● Task prompt: Can you reproduce the data beneath, keeping every line exact?

-=-=-=-=-

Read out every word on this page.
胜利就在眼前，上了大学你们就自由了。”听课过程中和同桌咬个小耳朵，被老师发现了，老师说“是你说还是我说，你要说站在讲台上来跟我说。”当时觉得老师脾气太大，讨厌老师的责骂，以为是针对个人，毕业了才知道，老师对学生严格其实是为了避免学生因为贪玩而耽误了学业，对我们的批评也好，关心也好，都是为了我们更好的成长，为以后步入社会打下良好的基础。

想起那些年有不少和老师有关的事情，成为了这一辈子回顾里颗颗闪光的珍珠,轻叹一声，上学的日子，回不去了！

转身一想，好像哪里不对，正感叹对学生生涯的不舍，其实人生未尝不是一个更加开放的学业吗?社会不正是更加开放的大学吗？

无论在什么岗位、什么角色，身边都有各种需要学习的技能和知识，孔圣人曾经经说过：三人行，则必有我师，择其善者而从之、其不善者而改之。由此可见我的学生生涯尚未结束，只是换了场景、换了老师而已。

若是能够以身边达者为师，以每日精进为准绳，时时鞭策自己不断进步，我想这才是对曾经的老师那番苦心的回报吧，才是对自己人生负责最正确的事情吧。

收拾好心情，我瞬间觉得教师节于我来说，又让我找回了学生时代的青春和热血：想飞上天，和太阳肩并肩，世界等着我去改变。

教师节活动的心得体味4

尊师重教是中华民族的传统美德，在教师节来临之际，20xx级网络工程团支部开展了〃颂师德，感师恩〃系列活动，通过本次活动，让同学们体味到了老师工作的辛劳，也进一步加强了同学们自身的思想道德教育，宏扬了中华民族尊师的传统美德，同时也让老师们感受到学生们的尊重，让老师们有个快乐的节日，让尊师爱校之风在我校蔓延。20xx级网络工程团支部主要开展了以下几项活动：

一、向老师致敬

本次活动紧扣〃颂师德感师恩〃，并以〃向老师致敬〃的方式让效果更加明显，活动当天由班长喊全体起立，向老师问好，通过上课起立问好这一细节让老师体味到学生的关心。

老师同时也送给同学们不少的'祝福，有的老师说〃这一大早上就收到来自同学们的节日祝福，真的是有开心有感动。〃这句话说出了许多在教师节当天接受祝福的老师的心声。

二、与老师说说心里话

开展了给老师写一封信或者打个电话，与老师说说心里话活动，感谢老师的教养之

-=-=-=-=-

● Exercise solution:
Read out every word on this page.
胜利就在眼前，上了大学你们就自由了。”听课过程中和同桌咬个小耳朵，被老师发现了，老师说“是你说还是我说，你要说站在讲台上来跟我说。”当时觉得老师脾气太大，讨厌老师的责骂，以为是针对个人，毕业了才知道，老师对学生严格其实是为了避免学生因为贪玩而耽误了学业，对我们的批评也好，关心也好，都是为了我们更好的成长，为以后步入社会打下良好的基础。

想起那些年有不少和老师有关的事情，成为了这一辈子回顾里颗颗闪光的珍珠,轻叹一声，上学的日子，回不去了！

转身一想，好像哪里不对，正感叹对学生生涯的不舍，其实人生未尝不是一个更加开放的学业吗?社会不正是更加开放的大学吗？

无论在什么岗位、什么角色，身边都有各种需要学习的技能和知识，孔圣人曾经经说过：三人行，则必有我师，择其善者而从之、其不善者而改之。由此可见我的学生生涯尚未结束，只是换了场景、换了老师而已。

若是能够以身边达者为师，以每日精进为准绳，时时鞭策自己不断进步，我想这才是对曾经的老师那番苦心的回报吧，才是对自己人生负责最正确的事情吧。

收拾好心情，我瞬间觉得教师节于我来说，又让我找回了学生时代的青春和热血：想飞上天，和太阳肩并肩，世界等着我去改变。

教师节活动的心得体味4

尊师重教是中华民族的传统美德，在教师节来临之际，20xx级网络工程团支部开展了〃颂师德，感师恩〃系列活动，通过本次活动，让同学们体味到了老师工作的辛劳，也进一步加强了同学们自身的思想道德教育，宏扬了中华民族尊师的传统美德，同时也让老师们感受到学生们的尊重，让老师们有个快乐的节日，让尊师爱校之风在我校蔓延。20xx级网络工程团支部主要开展了以下几项活动：

一、向老师致敬

本次活动紧扣〃颂师德感师恩〃，并以〃向老师致敬〃的方式让效果更加明显，活动当天由班长喊全体起立，向老师问好，通过上课起立问好这一细节让老师体味到学生的关心。

老师同时也送给同学们不少的'祝福，有的老师说〃这一大早上就收到来自同学们的节日祝福，真的是有开心有感动。〃这句话说出了许多在教师节当天接受祝福的老师的心声。

二、与老师说说心里话

开展了给老师写一封信或者打个电话，与老师说说心里话活动，感谢老师的教养之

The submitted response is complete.